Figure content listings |
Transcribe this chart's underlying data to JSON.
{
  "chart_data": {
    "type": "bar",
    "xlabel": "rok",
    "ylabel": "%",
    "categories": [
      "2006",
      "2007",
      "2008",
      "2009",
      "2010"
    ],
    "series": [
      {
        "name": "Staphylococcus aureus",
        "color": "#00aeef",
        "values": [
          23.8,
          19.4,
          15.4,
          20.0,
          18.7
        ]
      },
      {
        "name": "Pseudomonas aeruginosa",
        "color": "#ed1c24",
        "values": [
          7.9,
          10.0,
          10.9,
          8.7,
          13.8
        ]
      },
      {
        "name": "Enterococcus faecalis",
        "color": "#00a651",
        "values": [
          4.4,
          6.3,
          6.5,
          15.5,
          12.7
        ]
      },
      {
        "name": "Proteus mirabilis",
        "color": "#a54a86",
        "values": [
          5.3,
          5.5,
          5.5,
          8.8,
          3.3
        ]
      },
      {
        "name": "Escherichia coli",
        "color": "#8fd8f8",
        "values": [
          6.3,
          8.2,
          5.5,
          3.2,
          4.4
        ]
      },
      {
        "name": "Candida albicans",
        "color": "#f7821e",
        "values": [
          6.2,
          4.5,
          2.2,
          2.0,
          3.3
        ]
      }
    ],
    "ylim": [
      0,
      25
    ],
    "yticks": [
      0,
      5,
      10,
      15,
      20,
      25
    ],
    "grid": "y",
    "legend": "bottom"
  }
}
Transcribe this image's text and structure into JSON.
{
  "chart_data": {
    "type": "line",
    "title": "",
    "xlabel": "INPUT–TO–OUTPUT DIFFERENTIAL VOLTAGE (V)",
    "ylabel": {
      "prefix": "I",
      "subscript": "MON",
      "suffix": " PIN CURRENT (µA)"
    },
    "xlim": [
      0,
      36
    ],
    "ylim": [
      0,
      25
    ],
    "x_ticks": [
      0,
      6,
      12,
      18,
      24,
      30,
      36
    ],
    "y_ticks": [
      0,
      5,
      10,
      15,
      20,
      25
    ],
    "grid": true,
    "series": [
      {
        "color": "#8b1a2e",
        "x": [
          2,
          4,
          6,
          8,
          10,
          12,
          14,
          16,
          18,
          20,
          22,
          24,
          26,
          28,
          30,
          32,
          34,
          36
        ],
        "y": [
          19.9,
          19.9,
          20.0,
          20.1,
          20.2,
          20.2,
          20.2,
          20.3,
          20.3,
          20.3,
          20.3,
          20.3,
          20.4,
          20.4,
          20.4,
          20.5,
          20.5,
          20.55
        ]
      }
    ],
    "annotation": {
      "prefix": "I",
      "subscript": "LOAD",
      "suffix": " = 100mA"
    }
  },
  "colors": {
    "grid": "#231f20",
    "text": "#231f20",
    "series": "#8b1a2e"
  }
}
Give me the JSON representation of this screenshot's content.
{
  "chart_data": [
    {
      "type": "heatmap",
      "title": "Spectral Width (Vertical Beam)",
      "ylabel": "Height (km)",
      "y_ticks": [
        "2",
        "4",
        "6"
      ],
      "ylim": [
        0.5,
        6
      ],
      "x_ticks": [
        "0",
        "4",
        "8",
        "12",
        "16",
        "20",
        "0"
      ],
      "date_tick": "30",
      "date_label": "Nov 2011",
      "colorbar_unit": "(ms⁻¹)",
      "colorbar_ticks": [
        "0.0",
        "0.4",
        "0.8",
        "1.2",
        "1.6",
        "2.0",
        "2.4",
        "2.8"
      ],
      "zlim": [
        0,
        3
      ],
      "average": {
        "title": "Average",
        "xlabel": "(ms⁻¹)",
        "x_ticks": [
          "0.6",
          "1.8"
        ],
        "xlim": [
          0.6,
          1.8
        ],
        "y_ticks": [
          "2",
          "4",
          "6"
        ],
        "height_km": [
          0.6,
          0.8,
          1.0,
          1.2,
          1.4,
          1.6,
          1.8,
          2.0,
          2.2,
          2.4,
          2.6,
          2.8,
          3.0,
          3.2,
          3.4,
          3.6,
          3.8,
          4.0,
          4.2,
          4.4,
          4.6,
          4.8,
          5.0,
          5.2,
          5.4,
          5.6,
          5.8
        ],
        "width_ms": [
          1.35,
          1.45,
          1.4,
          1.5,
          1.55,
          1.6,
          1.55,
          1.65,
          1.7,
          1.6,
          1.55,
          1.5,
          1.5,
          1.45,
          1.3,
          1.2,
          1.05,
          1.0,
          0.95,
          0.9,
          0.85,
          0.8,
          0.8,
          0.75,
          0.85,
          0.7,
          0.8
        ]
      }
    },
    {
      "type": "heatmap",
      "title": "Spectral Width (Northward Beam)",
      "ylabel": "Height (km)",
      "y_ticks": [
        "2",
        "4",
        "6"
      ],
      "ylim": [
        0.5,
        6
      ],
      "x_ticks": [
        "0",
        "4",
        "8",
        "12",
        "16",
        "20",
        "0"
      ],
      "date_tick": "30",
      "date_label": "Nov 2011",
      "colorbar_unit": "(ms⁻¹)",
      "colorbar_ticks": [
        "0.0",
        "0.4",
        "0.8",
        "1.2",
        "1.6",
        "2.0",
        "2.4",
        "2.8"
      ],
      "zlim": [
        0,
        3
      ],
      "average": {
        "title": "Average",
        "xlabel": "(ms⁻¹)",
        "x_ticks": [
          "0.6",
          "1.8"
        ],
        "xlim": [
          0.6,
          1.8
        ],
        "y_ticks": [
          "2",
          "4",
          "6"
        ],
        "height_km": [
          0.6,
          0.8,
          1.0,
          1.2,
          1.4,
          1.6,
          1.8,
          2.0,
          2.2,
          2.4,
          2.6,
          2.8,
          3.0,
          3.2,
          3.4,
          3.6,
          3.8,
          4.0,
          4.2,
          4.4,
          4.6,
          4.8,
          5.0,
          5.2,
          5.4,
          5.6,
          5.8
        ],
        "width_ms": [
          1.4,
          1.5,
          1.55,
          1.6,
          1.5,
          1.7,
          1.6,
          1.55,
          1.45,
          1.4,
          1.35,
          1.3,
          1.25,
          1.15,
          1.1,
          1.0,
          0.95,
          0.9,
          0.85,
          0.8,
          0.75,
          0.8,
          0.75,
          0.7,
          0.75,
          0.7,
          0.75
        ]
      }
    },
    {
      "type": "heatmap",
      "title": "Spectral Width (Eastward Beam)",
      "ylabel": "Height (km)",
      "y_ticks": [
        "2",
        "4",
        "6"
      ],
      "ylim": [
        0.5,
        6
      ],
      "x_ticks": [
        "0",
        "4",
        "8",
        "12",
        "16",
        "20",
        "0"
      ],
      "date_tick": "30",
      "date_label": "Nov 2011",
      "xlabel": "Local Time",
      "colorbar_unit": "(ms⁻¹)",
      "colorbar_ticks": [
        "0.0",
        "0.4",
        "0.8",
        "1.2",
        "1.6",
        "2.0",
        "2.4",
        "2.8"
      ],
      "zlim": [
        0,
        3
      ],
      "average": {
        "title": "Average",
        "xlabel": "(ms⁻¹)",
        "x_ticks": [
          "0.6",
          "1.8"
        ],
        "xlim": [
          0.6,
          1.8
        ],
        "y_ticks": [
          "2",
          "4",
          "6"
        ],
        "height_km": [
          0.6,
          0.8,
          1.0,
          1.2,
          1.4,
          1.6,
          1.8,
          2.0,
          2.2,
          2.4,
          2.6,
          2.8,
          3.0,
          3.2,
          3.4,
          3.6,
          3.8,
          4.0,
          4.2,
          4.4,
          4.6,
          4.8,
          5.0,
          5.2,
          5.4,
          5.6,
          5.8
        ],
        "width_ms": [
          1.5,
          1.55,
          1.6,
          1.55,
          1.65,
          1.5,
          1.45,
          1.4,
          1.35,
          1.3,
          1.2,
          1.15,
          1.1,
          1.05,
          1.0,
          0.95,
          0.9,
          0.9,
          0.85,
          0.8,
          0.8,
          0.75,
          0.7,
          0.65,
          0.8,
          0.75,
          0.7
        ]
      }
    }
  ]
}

Problem to solve |
Search the entries for "this" and copy out each line that has it.

Reply to the task |
Transcribe this chart's underlying data to JSON.
Transcribe this image's text and structure into JSON.
Give me the JSON representation of this screenshot's content.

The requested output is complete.